• PROBLEM TO SOLVE:
The data below should be restated word for word, with every picture omitted.

• Stored data:
****

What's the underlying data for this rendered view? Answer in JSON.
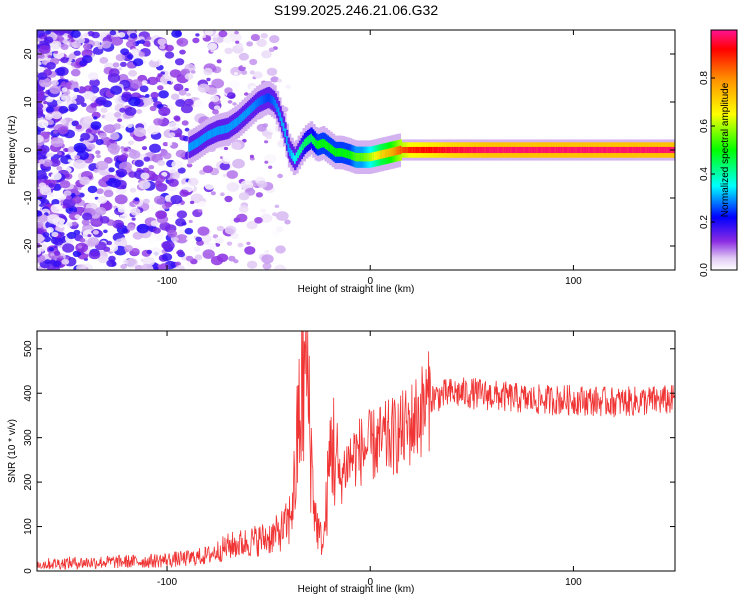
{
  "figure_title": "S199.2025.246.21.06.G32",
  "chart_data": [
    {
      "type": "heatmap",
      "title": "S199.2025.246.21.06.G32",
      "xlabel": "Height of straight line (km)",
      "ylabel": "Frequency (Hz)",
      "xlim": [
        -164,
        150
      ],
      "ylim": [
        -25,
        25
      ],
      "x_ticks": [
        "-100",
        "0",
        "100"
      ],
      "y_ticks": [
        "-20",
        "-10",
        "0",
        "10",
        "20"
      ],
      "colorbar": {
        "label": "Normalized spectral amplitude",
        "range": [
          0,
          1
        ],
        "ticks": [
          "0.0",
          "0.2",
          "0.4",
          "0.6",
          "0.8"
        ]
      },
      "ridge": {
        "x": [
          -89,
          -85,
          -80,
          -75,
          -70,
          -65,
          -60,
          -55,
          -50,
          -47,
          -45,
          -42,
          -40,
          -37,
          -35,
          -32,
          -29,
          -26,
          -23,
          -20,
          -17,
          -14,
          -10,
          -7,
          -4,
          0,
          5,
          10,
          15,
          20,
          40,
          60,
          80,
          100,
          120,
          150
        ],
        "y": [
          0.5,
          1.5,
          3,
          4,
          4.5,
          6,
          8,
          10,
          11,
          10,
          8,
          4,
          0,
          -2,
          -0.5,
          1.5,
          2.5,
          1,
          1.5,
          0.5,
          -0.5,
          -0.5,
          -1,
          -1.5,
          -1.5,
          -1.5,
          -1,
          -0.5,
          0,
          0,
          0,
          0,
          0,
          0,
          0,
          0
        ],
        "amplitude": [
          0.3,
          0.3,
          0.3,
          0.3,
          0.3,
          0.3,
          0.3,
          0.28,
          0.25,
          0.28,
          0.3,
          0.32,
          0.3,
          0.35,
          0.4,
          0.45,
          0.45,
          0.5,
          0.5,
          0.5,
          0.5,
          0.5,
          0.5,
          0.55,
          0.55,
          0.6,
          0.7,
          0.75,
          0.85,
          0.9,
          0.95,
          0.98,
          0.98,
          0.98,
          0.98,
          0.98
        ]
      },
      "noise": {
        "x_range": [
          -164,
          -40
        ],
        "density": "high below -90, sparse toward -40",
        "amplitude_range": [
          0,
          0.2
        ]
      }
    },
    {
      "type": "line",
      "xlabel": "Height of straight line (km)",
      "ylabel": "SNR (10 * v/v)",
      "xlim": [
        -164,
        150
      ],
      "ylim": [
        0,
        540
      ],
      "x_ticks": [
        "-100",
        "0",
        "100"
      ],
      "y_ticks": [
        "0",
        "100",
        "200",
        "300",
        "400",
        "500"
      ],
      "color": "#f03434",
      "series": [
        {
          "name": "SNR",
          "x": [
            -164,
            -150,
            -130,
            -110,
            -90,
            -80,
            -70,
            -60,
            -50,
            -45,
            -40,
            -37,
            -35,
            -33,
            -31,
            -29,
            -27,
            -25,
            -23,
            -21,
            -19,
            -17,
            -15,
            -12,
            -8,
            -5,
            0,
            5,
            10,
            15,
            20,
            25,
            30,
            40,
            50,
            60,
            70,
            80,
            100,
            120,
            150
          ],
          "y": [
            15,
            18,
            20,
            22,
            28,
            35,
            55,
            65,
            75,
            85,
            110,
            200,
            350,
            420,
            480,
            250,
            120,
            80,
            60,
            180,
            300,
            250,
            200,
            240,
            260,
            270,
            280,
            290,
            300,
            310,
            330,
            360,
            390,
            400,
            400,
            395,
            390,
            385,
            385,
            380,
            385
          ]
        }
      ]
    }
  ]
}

****

• SOLUTION BELOW:
What's the underlying data for this rendered view? Answer in JSON.
{
  "figure_title": "S199.2025.246.21.06.G32",
  "chart_data": [
    {
      "type": "heatmap",
      "title": "S199.2025.246.21.06.G32",
      "xlabel": "Height of straight line (km)",
      "ylabel": "Frequency (Hz)",
      "xlim": [
        -164,
        150
      ],
      "ylim": [
        -25,
        25
      ],
      "x_ticks": [
        "-100",
        "0",
        "100"
      ],
      "y_ticks": [
        "-20",
        "-10",
        "0",
        "10",
        "20"
      ],
      "colorbar": {
        "label": "Normalized spectral amplitude",
        "range": [
          0,
          1
        ],
        "ticks": [
          "0.0",
          "0.2",
          "0.4",
          "0.6",
          "0.8"
        ]
      },
      "ridge": {
        "x": [
          -89,
          -85,
          -80,
          -75,
          -70,
          -65,
          -60,
          -55,
          -50,
          -47,
          -45,
          -42,
          -40,
          -37,
          -35,
          -32,
          -29,
          -26,
          -23,
          -20,
          -17,
          -14,
          -10,
          -7,
          -4,
          0,
          5,
          10,
          15,
          20,
          40,
          60,
          80,
          100,
          120,
          150
        ],
        "y": [
          0.5,
          1.5,
          3,
          4,
          4.5,
          6,
          8,
          10,
          11,
          10,
          8,
          4,
          0,
          -2,
          -0.5,
          1.5,
          2.5,
          1,
          1.5,
          0.5,
          -0.5,
          -0.5,
          -1,
          -1.5,
          -1.5,
          -1.5,
          -1,
          -0.5,
          0,
          0,
          0,
          0,
          0,
          0,
          0,
          0
        ],
        "amplitude": [
          0.3,
          0.3,
          0.3,
          0.3,
          0.3,
          0.3,
          0.3,
          0.28,
          0.25,
          0.28,
          0.3,
          0.32,
          0.3,
          0.35,
          0.4,
          0.45,
          0.45,
          0.5,
          0.5,
          0.5,
          0.5,
          0.5,
          0.5,
          0.55,
          0.55,
          0.6,
          0.7,
          0.75,
          0.85,
          0.9,
          0.95,
          0.98,
          0.98,
          0.98,
          0.98,
          0.98
        ]
      },
      "noise": {
        "x_range": [
          -164,
          -40
        ],
        "density": "high below -90, sparse toward -40",
        "amplitude_range": [
          0,
          0.2
        ]
      }
    },
    {
      "type": "line",
      "xlabel": "Height of straight line (km)",
      "ylabel": "SNR (10 * v/v)",
      "xlim": [
        -164,
        150
      ],
      "ylim": [
        0,
        540
      ],
      "x_ticks": [
        "-100",
        "0",
        "100"
      ],
      "y_ticks": [
        "0",
        "100",
        "200",
        "300",
        "400",
        "500"
      ],
      "color": "#f03434",
      "series": [
        {
          "name": "SNR",
          "x": [
            -164,
            -150,
            -130,
            -110,
            -90,
            -80,
            -70,
            -60,
            -50,
            -45,
            -40,
            -37,
            -35,
            -33,
            -31,
            -29,
            -27,
            -25,
            -23,
            -21,
            -19,
            -17,
            -15,
            -12,
            -8,
            -5,
            0,
            5,
            10,
            15,
            20,
            25,
            30,
            40,
            50,
            60,
            70,
            80,
            100,
            120,
            150
          ],
          "y": [
            15,
            18,
            20,
            22,
            28,
            35,
            55,
            65,
            75,
            85,
            110,
            200,
            350,
            420,
            480,
            250,
            120,
            80,
            60,
            180,
            300,
            250,
            200,
            240,
            260,
            270,
            280,
            290,
            300,
            310,
            330,
            360,
            390,
            400,
            400,
            395,
            390,
            385,
            385,
            380,
            385
          ]
        }
      ]
    }
  ]
}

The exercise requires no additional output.